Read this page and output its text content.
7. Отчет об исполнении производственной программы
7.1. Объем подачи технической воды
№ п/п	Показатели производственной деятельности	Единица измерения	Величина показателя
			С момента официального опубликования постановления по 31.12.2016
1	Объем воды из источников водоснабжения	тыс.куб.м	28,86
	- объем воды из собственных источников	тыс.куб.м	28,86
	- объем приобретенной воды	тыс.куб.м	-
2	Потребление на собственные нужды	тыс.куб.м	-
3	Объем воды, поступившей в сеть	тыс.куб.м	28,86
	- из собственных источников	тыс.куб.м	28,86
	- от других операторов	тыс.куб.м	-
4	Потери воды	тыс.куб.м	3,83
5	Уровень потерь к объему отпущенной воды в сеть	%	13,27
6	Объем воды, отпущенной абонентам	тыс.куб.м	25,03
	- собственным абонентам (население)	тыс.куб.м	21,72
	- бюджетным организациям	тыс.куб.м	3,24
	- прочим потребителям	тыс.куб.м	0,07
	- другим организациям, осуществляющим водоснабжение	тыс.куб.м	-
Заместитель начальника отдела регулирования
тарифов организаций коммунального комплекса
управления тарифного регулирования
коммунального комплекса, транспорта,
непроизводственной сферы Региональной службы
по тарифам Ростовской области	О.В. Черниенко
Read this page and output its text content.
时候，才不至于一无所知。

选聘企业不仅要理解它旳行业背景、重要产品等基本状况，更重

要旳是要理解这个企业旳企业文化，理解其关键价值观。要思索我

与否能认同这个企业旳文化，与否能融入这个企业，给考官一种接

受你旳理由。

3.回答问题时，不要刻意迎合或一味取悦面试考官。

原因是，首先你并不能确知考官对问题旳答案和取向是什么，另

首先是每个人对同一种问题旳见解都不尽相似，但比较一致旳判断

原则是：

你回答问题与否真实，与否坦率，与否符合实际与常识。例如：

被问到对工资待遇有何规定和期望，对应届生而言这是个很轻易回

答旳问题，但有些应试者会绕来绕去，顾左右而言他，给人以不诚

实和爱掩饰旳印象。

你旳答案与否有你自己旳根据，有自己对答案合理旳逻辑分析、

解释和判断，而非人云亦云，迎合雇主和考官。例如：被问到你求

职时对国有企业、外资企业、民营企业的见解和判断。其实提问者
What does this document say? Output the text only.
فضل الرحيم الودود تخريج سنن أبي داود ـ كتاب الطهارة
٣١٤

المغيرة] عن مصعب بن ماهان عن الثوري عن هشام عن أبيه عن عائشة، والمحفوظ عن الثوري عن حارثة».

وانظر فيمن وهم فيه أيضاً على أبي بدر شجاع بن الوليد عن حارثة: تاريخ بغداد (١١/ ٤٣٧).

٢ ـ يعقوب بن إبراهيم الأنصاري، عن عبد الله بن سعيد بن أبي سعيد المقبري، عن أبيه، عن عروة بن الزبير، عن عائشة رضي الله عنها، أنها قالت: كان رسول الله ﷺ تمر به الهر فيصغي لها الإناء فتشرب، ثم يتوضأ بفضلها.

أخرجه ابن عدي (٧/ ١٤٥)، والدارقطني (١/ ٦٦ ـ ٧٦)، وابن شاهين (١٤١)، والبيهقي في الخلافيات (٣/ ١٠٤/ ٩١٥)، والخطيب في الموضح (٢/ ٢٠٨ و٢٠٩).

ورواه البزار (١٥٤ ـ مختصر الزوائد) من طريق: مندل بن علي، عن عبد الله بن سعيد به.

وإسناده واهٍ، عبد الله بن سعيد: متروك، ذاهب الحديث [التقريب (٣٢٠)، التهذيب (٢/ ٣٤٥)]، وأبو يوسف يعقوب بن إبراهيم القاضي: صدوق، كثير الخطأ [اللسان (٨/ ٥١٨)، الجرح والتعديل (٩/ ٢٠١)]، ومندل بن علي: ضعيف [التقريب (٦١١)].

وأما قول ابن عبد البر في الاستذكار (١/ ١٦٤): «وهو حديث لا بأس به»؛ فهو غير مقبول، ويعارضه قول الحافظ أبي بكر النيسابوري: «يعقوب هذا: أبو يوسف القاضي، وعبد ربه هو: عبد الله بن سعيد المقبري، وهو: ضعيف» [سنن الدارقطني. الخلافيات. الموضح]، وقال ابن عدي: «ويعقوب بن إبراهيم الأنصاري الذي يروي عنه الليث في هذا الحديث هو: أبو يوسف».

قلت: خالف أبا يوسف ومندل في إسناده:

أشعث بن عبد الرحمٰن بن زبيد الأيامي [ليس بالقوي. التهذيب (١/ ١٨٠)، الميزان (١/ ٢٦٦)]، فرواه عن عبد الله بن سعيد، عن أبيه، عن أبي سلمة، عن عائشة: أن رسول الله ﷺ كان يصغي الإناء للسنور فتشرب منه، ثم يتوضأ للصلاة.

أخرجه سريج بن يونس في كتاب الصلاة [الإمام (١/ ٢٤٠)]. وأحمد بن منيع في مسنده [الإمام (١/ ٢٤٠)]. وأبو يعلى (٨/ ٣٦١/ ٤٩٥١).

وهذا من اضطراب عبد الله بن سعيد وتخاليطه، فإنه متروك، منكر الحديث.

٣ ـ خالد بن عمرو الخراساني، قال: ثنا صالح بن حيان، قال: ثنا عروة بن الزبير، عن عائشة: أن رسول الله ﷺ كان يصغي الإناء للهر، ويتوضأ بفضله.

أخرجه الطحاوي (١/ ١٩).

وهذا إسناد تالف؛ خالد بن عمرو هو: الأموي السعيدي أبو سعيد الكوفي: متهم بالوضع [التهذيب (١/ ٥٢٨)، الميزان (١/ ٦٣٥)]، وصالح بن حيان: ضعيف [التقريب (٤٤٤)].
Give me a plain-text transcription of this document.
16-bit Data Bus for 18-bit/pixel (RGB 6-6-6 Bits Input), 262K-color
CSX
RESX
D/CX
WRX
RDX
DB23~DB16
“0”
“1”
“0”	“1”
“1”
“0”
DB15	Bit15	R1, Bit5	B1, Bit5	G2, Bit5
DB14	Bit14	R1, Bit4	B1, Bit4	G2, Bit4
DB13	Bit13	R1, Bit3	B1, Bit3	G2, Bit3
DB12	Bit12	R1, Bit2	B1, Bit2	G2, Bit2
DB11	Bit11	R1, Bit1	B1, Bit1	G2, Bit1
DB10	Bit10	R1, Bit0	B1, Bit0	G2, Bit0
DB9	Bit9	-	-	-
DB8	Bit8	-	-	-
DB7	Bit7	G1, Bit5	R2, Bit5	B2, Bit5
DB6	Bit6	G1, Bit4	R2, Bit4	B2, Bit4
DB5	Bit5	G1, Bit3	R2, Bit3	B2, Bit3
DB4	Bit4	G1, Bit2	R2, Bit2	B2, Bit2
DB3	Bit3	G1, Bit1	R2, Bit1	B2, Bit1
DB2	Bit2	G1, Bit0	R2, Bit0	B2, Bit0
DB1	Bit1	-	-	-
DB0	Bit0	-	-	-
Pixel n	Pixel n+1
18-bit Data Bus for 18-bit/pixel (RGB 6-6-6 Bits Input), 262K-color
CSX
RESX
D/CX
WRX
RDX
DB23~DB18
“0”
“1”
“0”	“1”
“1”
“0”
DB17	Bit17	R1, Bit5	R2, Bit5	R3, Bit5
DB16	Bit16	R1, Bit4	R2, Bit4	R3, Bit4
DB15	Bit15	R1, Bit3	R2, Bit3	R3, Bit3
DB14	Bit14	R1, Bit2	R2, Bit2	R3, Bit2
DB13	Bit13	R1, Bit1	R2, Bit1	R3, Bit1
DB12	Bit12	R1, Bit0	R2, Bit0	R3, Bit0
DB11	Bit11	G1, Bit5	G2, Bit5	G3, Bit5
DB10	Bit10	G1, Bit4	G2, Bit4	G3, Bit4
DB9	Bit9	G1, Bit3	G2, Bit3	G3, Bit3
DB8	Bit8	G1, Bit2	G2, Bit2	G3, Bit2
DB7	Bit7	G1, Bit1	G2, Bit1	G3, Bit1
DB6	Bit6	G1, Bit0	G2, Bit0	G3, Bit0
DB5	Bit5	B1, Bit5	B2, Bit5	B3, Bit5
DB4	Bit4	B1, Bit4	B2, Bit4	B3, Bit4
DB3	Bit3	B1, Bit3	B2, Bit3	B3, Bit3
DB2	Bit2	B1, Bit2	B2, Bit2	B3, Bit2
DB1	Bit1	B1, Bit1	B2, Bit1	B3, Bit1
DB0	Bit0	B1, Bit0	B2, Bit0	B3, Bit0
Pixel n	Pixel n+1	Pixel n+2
------------------------------------
Exercise instructions:
Say how many lines in the records hold "الموضح", with the number as the whole reply.

Written solution:
2